§ **Figure dataset records**
====

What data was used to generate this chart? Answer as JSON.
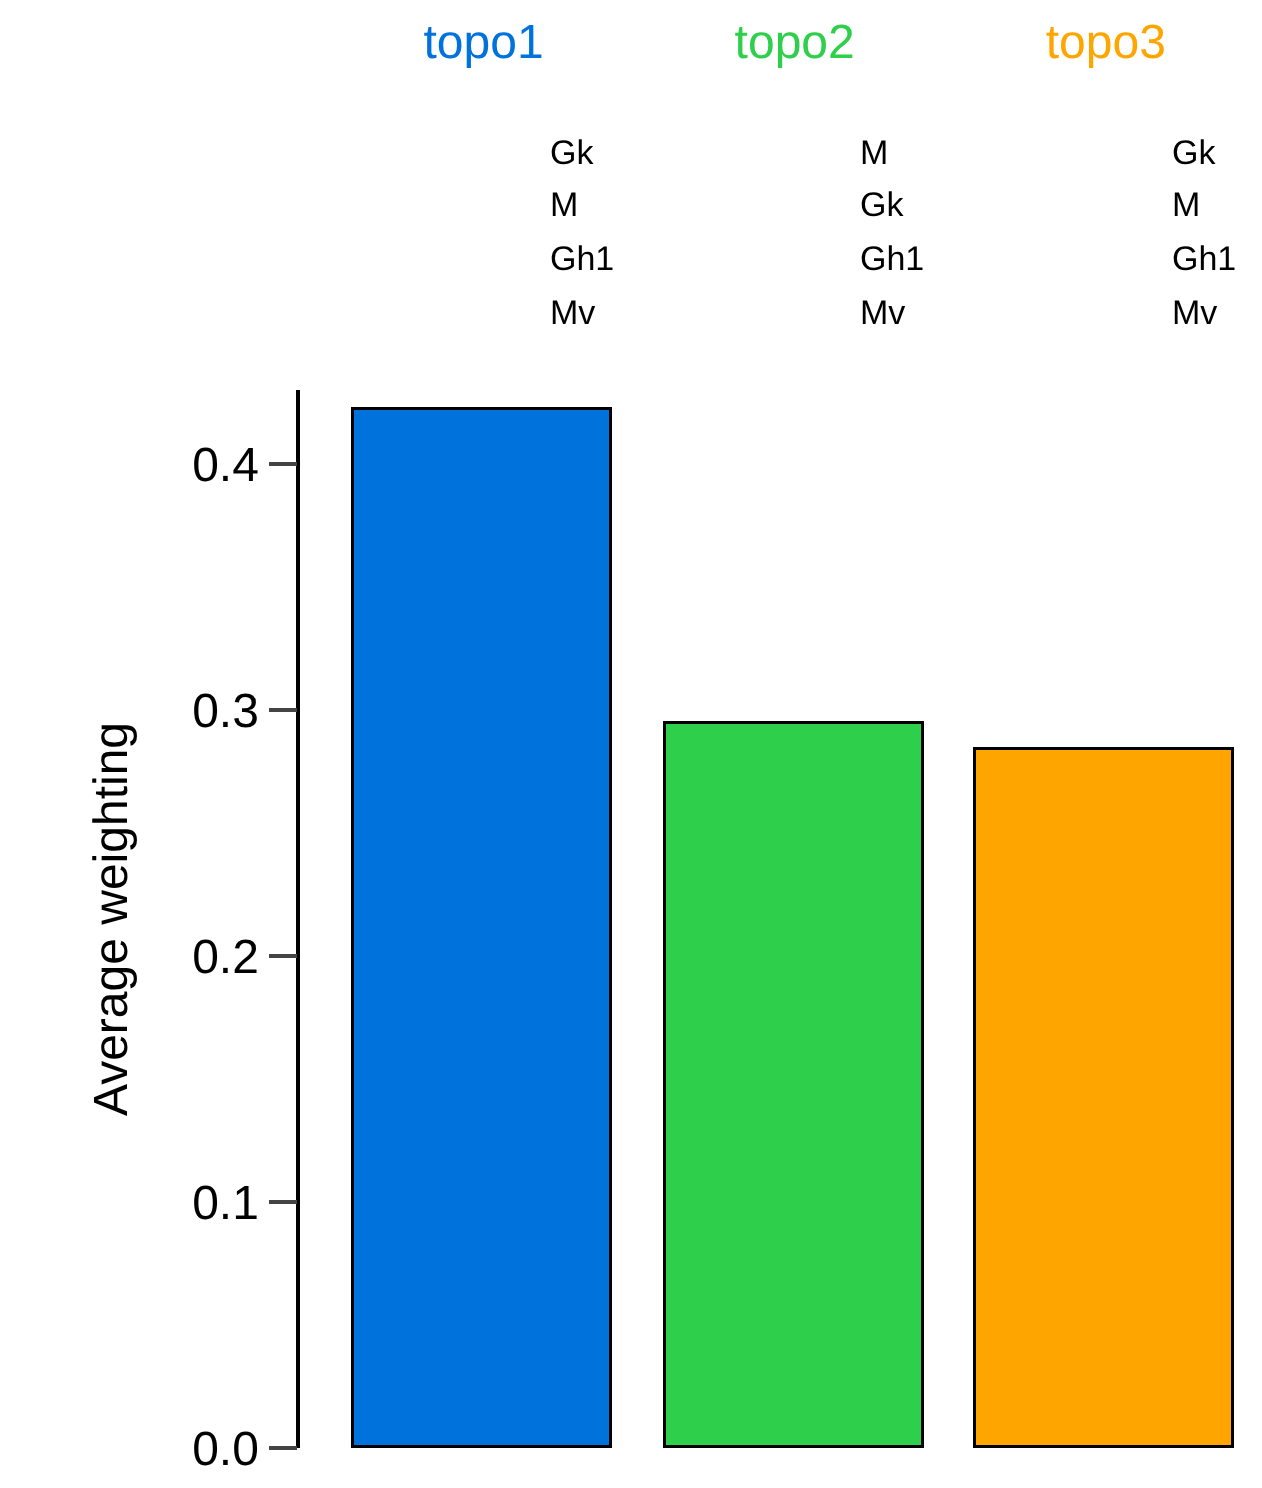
{
  "chart_data": {
    "type": "bar",
    "ylabel": "Average weighting",
    "categories": [
      "topo1",
      "topo2",
      "topo3"
    ],
    "values": [
      0.422,
      0.294,
      0.284
    ],
    "colors": [
      "#0072dc",
      "#2ecf4a",
      "#ffa500"
    ],
    "ylim": [
      0,
      0.43
    ],
    "yticks": [
      "0.0",
      0.1,
      0.2,
      0.3,
      0.4
    ],
    "annotations": [
      "Gk",
      "M",
      "Gh1",
      "Mv",
      "M",
      "Gk",
      "Gh1",
      "Mv",
      "Gk",
      "M",
      "Gh1",
      "Mv"
    ]
  }
}
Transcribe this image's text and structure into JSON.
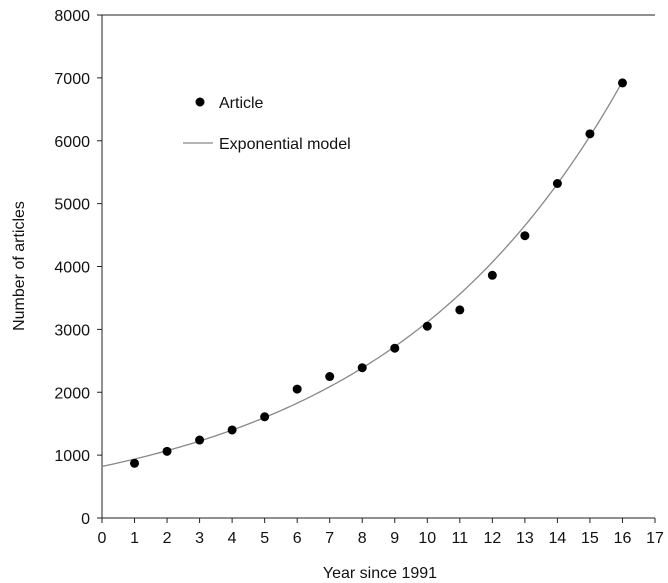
{
  "chart_data": {
    "type": "scatter",
    "title": "",
    "xlabel": "Year since 1991",
    "ylabel": "Number of articles",
    "xlim": [
      0,
      17
    ],
    "ylim": [
      0,
      8000
    ],
    "x_ticks": [
      0,
      1,
      2,
      3,
      4,
      5,
      6,
      7,
      8,
      9,
      10,
      11,
      12,
      13,
      14,
      15,
      16,
      17
    ],
    "y_ticks": [
      0,
      1000,
      2000,
      3000,
      4000,
      5000,
      6000,
      7000,
      8000
    ],
    "grid": false,
    "legend_position": "top-left",
    "series": [
      {
        "name": "Article",
        "kind": "scatter",
        "color": "#000000",
        "x": [
          1,
          2,
          3,
          4,
          5,
          6,
          7,
          8,
          9,
          10,
          11,
          12,
          13,
          14,
          15,
          16
        ],
        "y": [
          870,
          1060,
          1240,
          1400,
          1610,
          2050,
          2250,
          2390,
          2700,
          3050,
          3310,
          3860,
          4490,
          5320,
          6110,
          6920
        ]
      },
      {
        "name": "Exponential model",
        "kind": "line",
        "color": "#888888",
        "model": "exponential",
        "a": 820,
        "b": 0.1335
      }
    ]
  }
}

====

§ **Required work**
Copy out each record shown above without alteration, skipping any picture.

§ **Output of the exercise**
What data was used to generate this chart? Answer as JSON.
{
  "chart_data": {
    "type": "bar",
    "ylabel": "Average weighting",
    "categories": [
      "topo1",
      "topo2",
      "topo3"
    ],
    "values": [
      0.422,
      0.294,
      0.284
    ],
    "colors": [
      "#0072dc",
      "#2ecf4a",
      "#ffa500"
    ],
    "ylim": [
      0,
      0.43
    ],
    "yticks": [
      "0.0",
      0.1,
      0.2,
      0.3,
      0.4
    ],
    "annotations": [
      "Gk",
      "M",
      "Gh1",
      "Mv",
      "M",
      "Gk",
      "Gh1",
      "Mv",
      "Gk",
      "M",
      "Gh1",
      "Mv"
    ]
  }
}
Transcribe this image's text and structure into JSON.
{
  "chart_data": {
    "type": "scatter",
    "title": "",
    "xlabel": "Year since 1991",
    "ylabel": "Number of articles",
    "xlim": [
      0,
      17
    ],
    "ylim": [
      0,
      8000
    ],
    "x_ticks": [
      0,
      1,
      2,
      3,
      4,
      5,
      6,
      7,
      8,
      9,
      10,
      11,
      12,
      13,
      14,
      15,
      16,
      17
    ],
    "y_ticks": [
      0,
      1000,
      2000,
      3000,
      4000,
      5000,
      6000,
      7000,
      8000
    ],
    "grid": false,
    "legend_position": "top-left",
    "series": [
      {
        "name": "Article",
        "kind": "scatter",
        "color": "#000000",
        "x": [
          1,
          2,
          3,
          4,
          5,
          6,
          7,
          8,
          9,
          10,
          11,
          12,
          13,
          14,
          15,
          16
        ],
        "y": [
          870,
          1060,
          1240,
          1400,
          1610,
          2050,
          2250,
          2390,
          2700,
          3050,
          3310,
          3860,
          4490,
          5320,
          6110,
          6920
        ]
      },
      {
        "name": "Exponential model",
        "kind": "line",
        "color": "#888888",
        "model": "exponential",
        "a": 820,
        "b": 0.1335
      }
    ]
  }
}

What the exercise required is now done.